Which lines contain the word "para"? Return each of them as written.

╭─ Dataset content

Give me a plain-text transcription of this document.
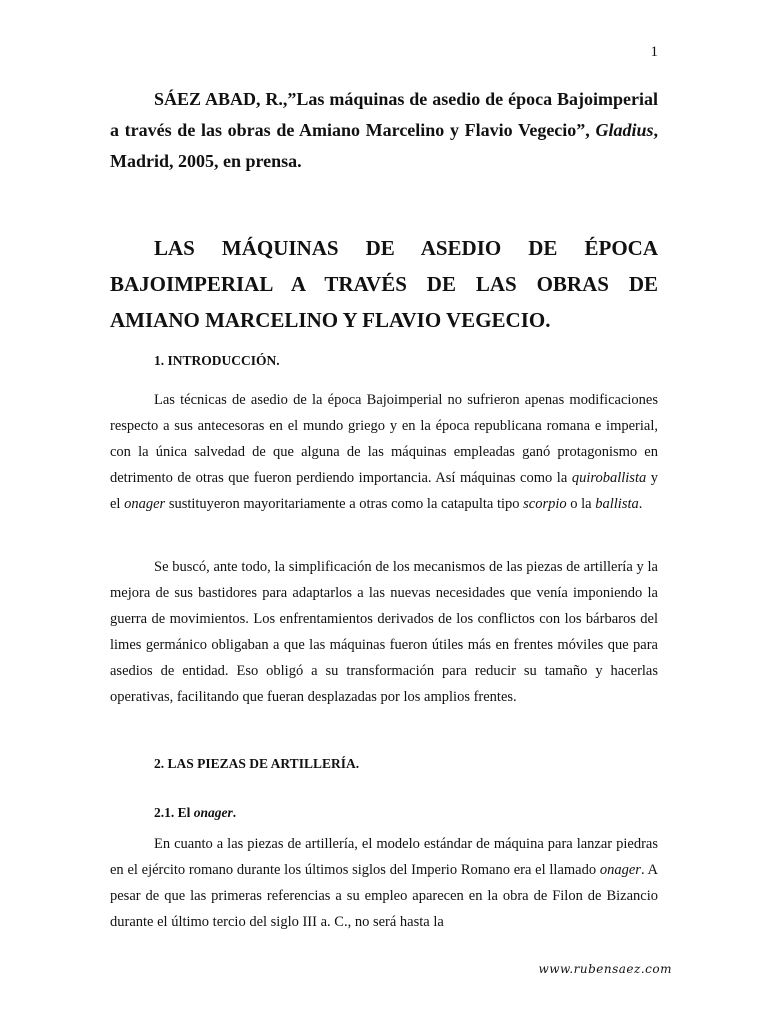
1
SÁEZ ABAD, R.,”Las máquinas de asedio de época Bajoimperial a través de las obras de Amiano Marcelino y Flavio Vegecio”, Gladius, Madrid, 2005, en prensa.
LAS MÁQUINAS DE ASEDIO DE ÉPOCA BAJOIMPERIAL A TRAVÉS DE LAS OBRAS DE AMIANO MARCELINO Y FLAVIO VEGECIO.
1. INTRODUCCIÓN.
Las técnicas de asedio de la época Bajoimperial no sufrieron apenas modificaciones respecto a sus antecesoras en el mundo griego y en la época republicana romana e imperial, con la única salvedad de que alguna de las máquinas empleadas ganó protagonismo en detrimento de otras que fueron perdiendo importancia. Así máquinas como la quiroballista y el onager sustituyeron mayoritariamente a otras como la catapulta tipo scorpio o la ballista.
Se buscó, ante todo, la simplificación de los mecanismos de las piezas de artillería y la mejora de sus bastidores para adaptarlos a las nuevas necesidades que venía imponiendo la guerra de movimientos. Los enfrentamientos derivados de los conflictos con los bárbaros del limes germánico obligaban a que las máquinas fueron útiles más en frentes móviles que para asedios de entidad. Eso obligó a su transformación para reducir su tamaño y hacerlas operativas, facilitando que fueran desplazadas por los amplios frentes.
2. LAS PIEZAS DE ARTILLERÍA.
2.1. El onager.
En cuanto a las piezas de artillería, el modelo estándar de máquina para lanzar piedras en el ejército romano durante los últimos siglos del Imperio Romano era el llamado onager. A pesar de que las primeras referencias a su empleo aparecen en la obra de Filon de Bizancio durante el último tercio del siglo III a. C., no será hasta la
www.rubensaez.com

╰─

§ **Completed task**
Se buscó, ante todo, la simplificación de los mecanismos de las piezas de artillería y la mejora de sus bastidores para adaptarlos a las nuevas necesidades que venía imponiendo la guerra de movimientos. Los enfrentamientos derivados de los conflictos con los bárbaros del limes germánico obligaban a que las máquinas fueron útiles más en frentes móviles que para asedios de entidad. Eso obligó a su transformación para reducir su tamaño y hacerlas operativas, facilitando que fueran desplazadas por los amplios frentes.
En cuanto a las piezas de artillería, el modelo estándar de máquina para lanzar piedras en el ejército romano durante los últimos siglos del Imperio Romano era el llamado onager. A pesar de que las primeras referencias a su empleo aparecen en la obra de Filon de Bizancio durante el último tercio del siglo III a. C., no será hasta la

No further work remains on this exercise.